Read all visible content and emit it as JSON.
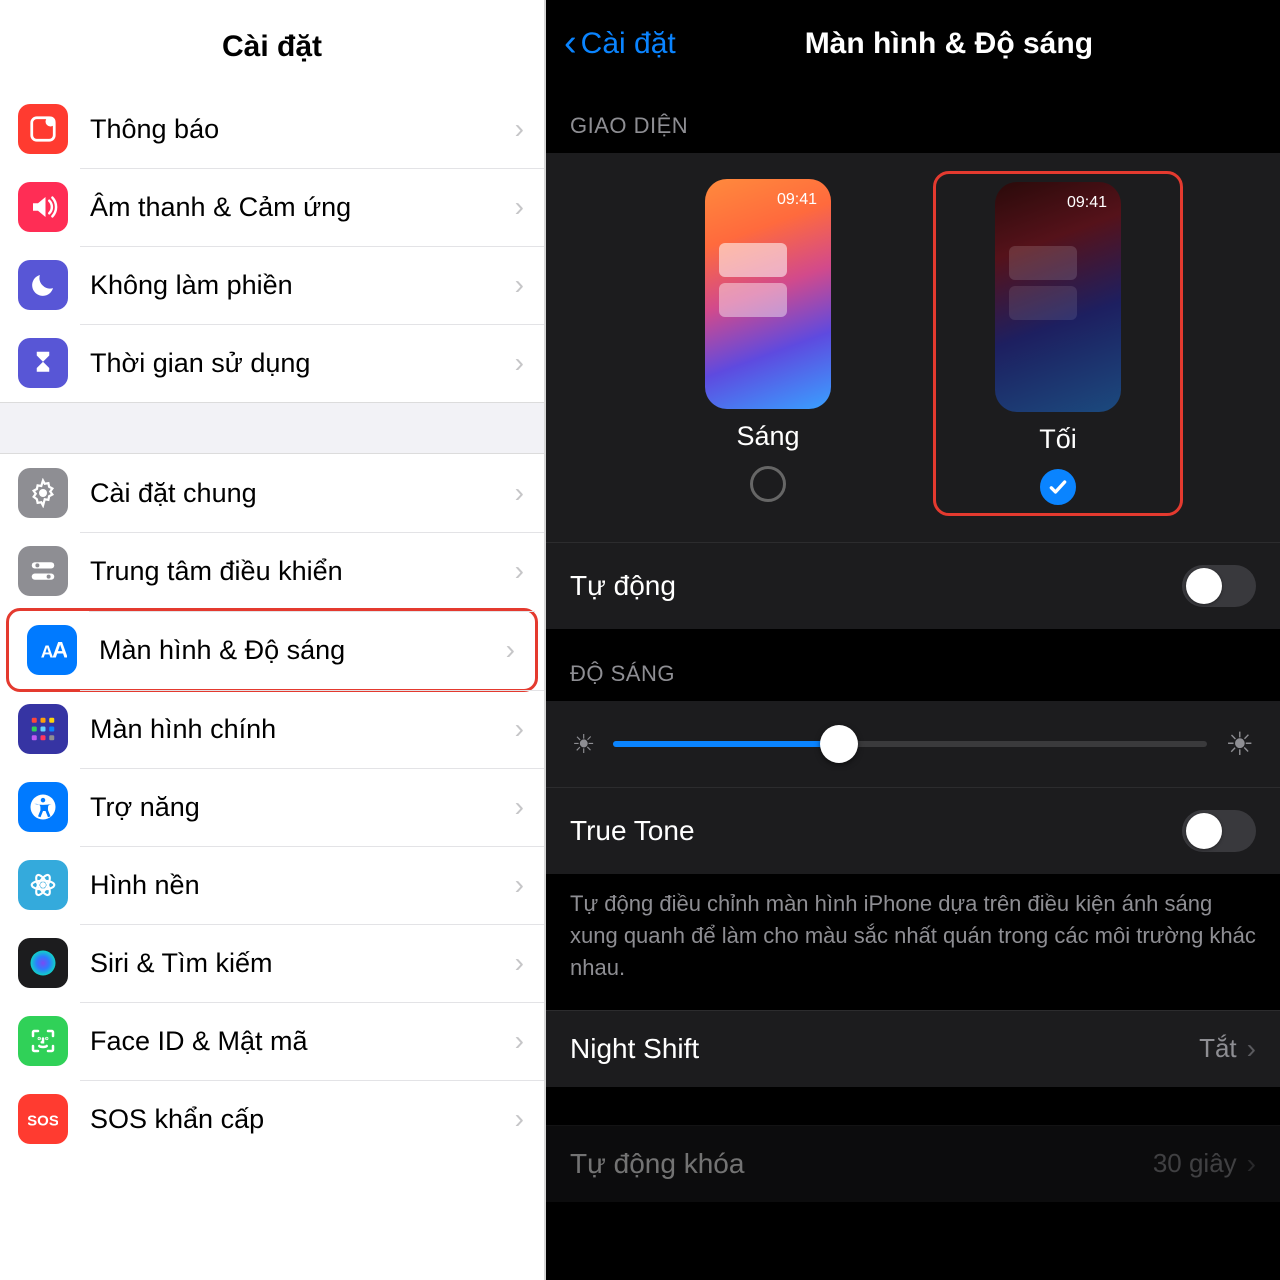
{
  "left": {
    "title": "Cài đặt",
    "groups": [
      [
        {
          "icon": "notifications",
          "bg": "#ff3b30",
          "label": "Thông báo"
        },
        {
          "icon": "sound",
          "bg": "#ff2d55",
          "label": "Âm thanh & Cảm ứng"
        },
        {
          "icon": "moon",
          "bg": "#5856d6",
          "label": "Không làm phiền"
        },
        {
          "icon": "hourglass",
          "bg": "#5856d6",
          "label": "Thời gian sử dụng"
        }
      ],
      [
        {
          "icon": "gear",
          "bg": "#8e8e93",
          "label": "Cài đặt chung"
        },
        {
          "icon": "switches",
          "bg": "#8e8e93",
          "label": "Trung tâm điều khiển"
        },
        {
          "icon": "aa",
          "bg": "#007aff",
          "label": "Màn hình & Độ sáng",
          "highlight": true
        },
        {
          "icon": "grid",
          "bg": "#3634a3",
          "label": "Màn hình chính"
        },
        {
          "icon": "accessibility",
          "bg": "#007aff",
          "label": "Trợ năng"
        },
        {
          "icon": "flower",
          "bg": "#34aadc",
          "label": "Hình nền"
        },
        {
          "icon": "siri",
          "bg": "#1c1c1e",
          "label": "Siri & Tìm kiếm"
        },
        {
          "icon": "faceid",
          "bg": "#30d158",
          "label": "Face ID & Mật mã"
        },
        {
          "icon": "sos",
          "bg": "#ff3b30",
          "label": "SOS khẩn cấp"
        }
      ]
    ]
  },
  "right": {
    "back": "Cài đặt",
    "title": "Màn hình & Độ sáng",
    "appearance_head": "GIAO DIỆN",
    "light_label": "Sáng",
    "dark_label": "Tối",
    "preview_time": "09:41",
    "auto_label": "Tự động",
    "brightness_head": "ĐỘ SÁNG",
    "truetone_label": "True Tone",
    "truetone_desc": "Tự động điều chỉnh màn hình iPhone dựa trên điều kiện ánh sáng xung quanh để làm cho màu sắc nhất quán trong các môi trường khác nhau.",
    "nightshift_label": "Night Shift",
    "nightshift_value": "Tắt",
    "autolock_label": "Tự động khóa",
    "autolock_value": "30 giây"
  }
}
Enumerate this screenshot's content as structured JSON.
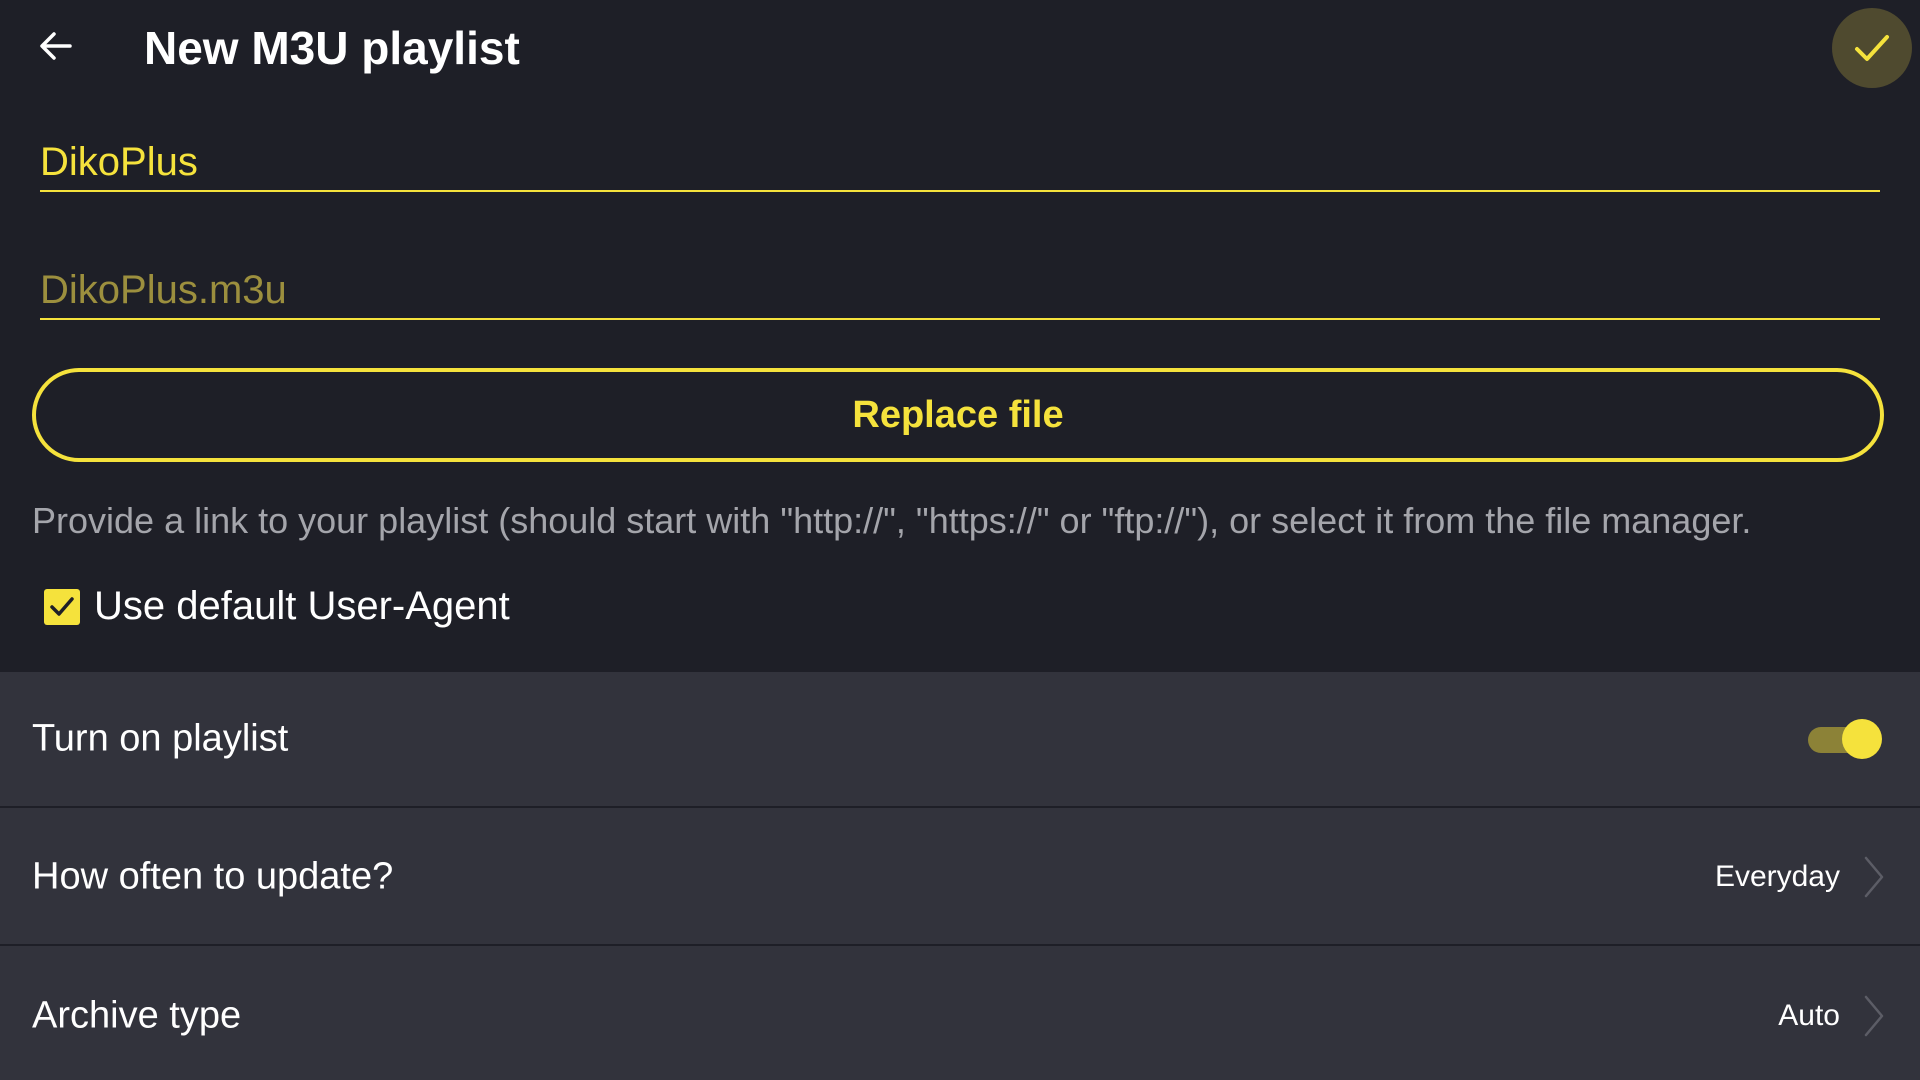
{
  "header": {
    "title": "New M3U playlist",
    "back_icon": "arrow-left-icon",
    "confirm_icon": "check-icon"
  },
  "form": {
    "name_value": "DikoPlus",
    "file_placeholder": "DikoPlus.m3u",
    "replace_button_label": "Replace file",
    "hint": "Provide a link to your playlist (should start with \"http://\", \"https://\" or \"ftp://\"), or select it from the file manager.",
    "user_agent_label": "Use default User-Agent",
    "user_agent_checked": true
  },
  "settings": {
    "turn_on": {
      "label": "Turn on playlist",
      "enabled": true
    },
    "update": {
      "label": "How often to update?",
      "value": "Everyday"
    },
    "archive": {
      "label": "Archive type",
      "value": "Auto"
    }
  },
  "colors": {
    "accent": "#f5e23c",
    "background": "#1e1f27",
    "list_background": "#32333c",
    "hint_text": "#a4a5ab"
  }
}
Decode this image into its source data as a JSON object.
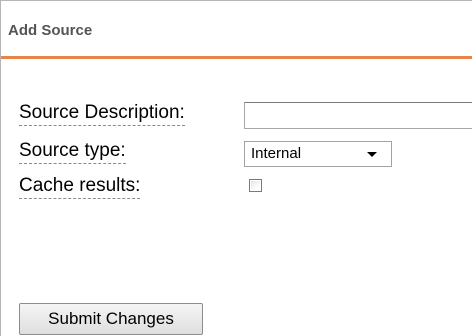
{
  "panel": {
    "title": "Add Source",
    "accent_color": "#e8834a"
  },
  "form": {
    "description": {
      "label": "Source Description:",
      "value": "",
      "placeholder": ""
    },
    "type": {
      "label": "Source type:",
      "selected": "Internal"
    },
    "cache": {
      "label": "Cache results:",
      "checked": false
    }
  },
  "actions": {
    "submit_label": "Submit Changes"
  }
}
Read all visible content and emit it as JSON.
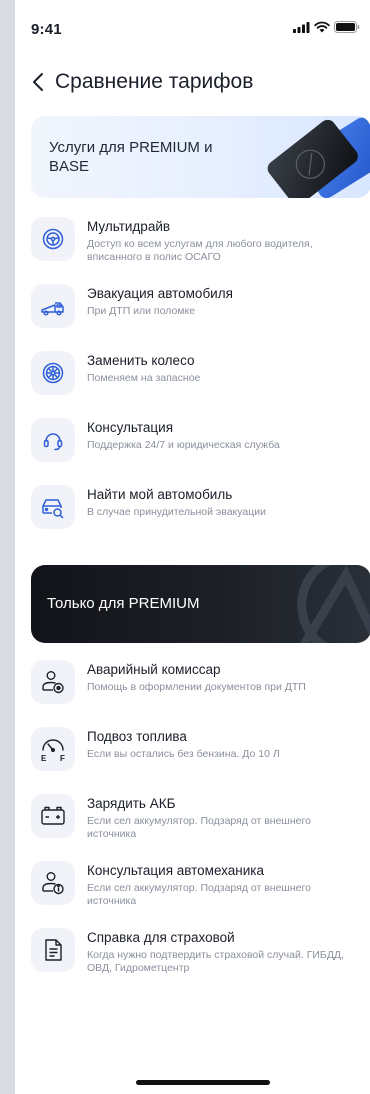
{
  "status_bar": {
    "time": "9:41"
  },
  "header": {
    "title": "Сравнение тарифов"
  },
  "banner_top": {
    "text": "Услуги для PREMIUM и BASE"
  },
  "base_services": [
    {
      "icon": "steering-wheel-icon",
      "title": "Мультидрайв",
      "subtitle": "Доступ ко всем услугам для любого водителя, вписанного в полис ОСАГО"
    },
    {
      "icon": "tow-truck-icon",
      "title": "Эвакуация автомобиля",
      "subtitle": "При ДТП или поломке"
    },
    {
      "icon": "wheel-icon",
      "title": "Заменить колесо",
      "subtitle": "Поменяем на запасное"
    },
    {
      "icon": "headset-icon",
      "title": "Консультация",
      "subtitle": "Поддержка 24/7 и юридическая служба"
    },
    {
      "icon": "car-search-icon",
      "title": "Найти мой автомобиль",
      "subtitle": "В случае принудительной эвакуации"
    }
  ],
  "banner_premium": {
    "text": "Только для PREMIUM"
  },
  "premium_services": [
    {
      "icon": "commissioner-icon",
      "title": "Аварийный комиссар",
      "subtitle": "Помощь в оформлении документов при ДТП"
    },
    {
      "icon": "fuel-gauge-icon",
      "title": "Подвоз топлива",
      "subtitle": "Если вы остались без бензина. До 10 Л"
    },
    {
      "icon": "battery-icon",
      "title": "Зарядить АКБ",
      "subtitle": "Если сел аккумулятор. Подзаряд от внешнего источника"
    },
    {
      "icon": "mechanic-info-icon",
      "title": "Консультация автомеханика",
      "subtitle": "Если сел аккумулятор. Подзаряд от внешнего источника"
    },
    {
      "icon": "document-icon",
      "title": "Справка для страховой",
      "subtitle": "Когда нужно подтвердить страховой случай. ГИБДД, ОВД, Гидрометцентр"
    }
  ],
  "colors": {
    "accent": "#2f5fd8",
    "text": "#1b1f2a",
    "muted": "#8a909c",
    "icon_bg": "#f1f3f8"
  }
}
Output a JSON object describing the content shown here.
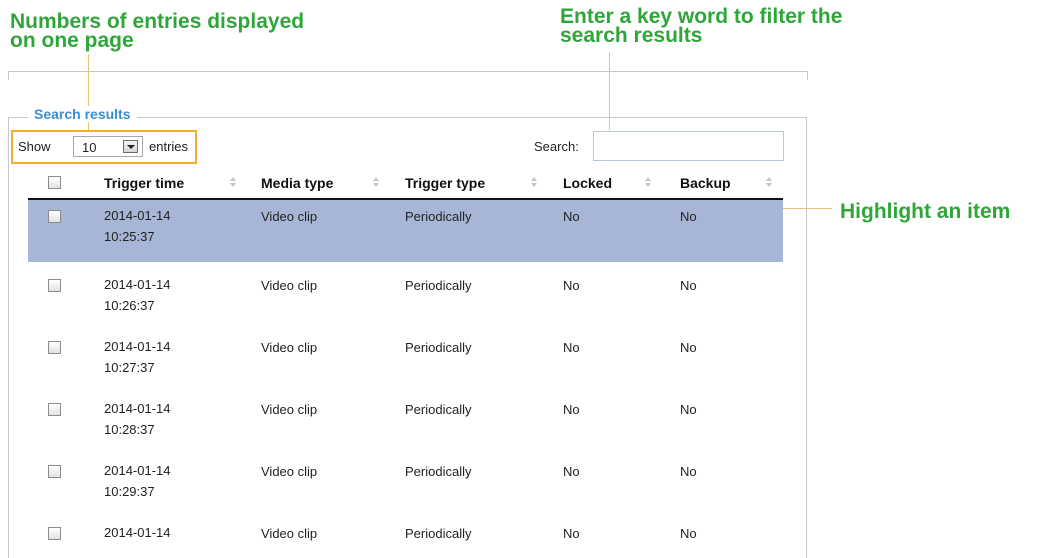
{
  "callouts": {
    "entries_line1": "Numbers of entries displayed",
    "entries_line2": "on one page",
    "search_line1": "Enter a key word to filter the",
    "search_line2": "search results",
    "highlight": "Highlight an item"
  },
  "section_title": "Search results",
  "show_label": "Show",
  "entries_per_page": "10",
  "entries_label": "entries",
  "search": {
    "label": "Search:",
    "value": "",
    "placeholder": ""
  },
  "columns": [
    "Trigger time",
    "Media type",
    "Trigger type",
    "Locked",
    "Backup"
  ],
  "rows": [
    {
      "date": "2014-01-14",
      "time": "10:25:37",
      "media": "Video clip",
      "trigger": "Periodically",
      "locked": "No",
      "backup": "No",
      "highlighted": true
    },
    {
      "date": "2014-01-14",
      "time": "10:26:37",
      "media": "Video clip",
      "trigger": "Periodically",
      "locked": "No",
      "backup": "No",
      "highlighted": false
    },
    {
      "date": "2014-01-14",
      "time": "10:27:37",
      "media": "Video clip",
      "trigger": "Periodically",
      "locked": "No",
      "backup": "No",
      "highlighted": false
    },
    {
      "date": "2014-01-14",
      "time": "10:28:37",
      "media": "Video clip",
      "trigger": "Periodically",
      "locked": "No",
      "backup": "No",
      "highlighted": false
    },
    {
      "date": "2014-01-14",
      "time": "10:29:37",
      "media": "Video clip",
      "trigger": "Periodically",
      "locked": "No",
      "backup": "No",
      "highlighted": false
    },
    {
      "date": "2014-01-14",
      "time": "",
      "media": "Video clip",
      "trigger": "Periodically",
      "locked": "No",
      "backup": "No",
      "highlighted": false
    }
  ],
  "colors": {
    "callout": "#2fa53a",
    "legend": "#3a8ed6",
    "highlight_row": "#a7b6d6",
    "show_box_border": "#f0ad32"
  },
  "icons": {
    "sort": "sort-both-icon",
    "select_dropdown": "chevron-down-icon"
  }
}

• • • • • • •

● **Required work**
Look over the material above and show each line where "type" appears.

● **Reply to the exercise**
      "label": "Archive type",
    "type": {
      "label": "Source type:",
    "Media type",
    "Trigger type",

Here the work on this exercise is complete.